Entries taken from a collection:

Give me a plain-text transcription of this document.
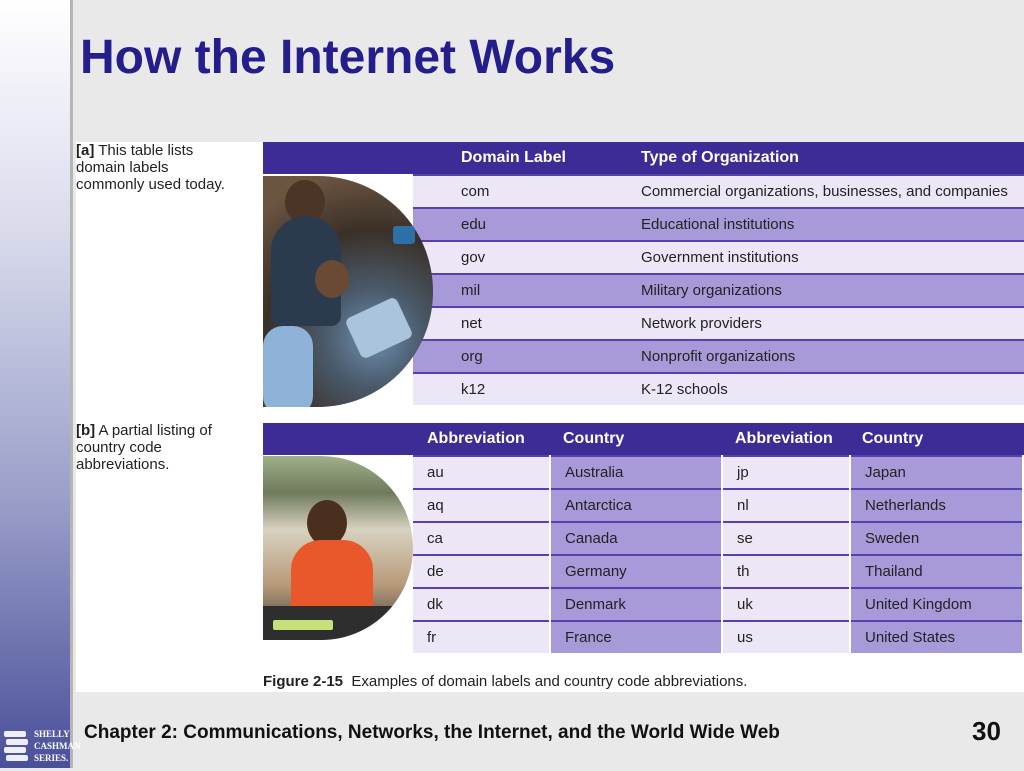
How the Internet Works
[a] This table lists domain labels commonly used today.
[b] A partial listing of country code abbreviations.
Domain Label	Type of Organization
com	Commercial organizations, businesses, and companies
edu	Educational institutions
gov	Government institutions
mil	Military organizations
net	Network providers
org	Nonprofit organizations
k12	K-12 schools
Abbreviation Country	Abbreviation Country
au	Australia	jp	Japan
aq	Antarctica	nl	Netherlands
ca	Canada	se	Sweden
de	Germany	th	Thailand
dk	Denmark	uk	United Kingdom
fr	France	us	United States
Figure 2-15 Examples of domain labels and country code abbreviations.
Chapter 2: Communications, Networks, the Internet, and the World Wide Web	30
SHELLY
CASHMAN
SERIES.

§ JOB
Reproduce every line of the material precisely, omitting its pictures.

§ EXERCISE OUTPUT
Give me a plain-text transcription of this document.
How the Internet Works
[a] This table lists domain labels commonly used today.
[b] A partial listing of country code abbreviations.
Domain Label	Type of Organization
com	Commercial organizations, businesses, and companies
edu	Educational institutions
gov	Government institutions
mil	Military organizations
net	Network providers
org	Nonprofit organizations
k12	K-12 schools
Abbreviation Country	Abbreviation Country
au	Australia	jp	Japan
aq	Antarctica	nl	Netherlands
ca	Canada	se	Sweden
de	Germany	th	Thailand
dk	Denmark	uk	United Kingdom
fr	France	us	United States
Figure 2-15 Examples of domain labels and country code abbreviations.
Chapter 2: Communications, Networks, the Internet, and the World Wide Web	30
SHELLY
CASHMAN
SERIES.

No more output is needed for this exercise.